#### OBJECTIVE:
Copy each line with the word "that" in it.

-- RECORDS TO USE start --

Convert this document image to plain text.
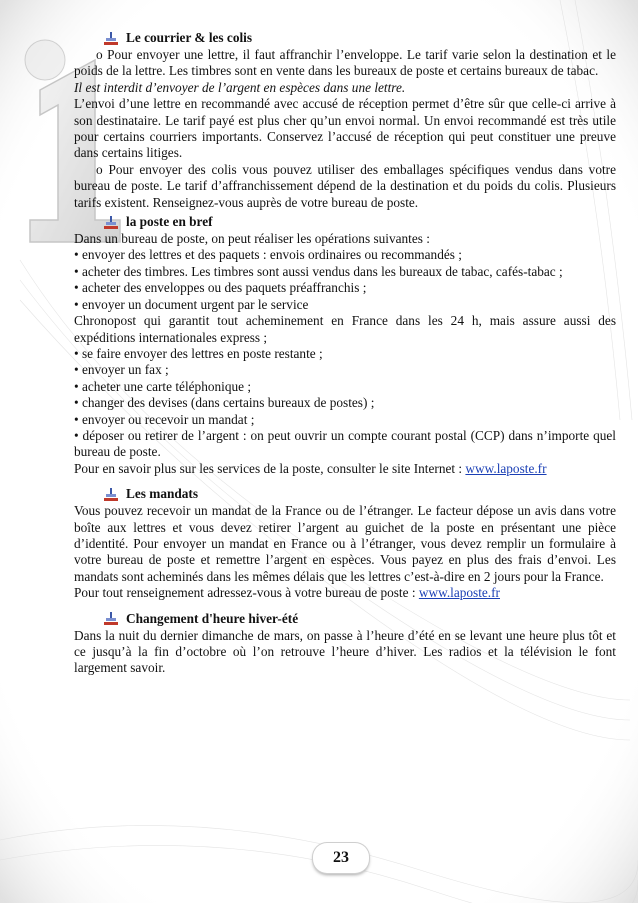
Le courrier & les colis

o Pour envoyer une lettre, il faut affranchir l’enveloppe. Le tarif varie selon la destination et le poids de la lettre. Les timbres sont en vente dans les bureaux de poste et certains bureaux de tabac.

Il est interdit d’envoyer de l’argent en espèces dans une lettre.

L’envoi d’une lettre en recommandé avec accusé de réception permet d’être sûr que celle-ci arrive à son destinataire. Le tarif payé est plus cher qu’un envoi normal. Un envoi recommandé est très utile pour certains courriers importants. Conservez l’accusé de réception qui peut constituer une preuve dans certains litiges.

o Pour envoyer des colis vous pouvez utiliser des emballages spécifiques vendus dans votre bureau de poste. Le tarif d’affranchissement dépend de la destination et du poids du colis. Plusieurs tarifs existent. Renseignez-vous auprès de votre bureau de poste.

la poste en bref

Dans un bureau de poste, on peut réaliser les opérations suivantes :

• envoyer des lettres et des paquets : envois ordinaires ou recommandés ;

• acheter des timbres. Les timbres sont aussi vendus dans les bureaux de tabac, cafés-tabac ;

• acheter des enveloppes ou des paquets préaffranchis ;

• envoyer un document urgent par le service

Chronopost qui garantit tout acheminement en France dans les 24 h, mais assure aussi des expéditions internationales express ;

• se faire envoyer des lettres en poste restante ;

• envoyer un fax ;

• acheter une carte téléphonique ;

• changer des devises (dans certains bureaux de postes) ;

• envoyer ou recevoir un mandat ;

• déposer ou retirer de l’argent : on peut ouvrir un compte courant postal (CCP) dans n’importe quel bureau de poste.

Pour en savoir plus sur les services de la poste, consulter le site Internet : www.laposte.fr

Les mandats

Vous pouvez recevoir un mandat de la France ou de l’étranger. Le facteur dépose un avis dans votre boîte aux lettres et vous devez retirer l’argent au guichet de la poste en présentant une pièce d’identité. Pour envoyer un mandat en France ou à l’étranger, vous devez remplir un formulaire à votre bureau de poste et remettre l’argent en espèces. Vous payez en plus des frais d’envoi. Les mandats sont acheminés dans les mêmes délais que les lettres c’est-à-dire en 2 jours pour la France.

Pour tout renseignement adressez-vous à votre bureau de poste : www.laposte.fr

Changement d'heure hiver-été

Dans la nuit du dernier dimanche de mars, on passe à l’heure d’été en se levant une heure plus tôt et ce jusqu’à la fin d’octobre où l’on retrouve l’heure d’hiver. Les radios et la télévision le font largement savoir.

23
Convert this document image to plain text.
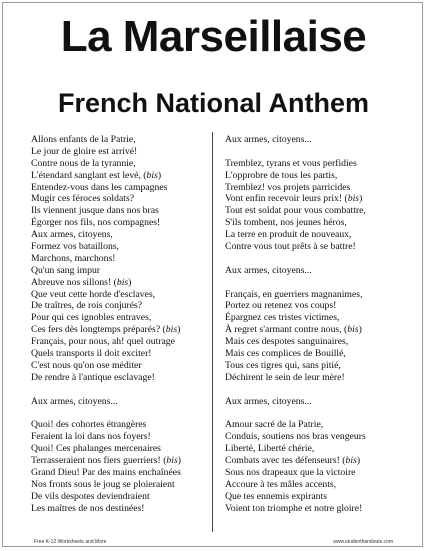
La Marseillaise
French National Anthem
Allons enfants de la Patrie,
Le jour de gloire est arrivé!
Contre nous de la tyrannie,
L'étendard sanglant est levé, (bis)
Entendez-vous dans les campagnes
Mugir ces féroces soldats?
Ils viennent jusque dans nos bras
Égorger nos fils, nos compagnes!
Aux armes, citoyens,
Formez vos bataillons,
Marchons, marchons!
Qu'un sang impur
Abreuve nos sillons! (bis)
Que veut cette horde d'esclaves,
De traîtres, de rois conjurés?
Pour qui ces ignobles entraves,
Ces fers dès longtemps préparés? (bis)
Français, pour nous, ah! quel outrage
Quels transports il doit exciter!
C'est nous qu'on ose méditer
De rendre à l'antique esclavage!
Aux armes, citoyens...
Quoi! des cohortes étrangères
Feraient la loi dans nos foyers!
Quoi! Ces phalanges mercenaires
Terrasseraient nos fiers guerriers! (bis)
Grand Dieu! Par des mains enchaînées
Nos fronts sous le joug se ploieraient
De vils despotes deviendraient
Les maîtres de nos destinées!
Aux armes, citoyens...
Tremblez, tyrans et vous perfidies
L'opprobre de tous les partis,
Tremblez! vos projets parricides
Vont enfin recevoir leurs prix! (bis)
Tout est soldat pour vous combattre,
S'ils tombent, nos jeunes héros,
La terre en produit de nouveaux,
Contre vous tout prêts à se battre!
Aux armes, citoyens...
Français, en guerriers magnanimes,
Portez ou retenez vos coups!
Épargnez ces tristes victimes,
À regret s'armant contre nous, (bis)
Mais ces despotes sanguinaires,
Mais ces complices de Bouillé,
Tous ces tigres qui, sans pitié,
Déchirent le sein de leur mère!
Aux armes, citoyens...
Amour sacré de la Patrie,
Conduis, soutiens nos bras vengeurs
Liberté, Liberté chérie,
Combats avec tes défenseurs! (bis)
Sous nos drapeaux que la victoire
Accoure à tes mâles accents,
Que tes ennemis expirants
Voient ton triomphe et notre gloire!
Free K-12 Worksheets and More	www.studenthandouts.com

-- RECORDS TO USE end --
-- RECORDS TO USE start --

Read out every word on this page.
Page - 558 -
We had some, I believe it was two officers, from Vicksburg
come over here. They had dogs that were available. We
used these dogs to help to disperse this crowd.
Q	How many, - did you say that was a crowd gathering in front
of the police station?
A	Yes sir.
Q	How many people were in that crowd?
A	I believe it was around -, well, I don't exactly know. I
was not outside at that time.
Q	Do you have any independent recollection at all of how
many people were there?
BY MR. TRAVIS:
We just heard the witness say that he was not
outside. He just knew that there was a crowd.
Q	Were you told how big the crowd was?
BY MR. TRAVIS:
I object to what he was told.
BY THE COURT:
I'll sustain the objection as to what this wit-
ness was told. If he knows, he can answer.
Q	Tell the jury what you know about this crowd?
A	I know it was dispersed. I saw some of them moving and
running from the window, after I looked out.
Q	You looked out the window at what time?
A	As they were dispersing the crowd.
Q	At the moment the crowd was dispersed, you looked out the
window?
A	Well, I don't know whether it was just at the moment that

-- RECORDS TO USE end --

#### EXERCISE RESPONSE:
come over here. They had dogs that were available. We
Q	How many, - did you say that was a crowd gathering in front
Q	How many people were in that crowd?
was not outside at that time.
We just heard the witness say that he was not
outside. He just knew that there was a crowd.
A	Well, I don't know whether it was just at the moment that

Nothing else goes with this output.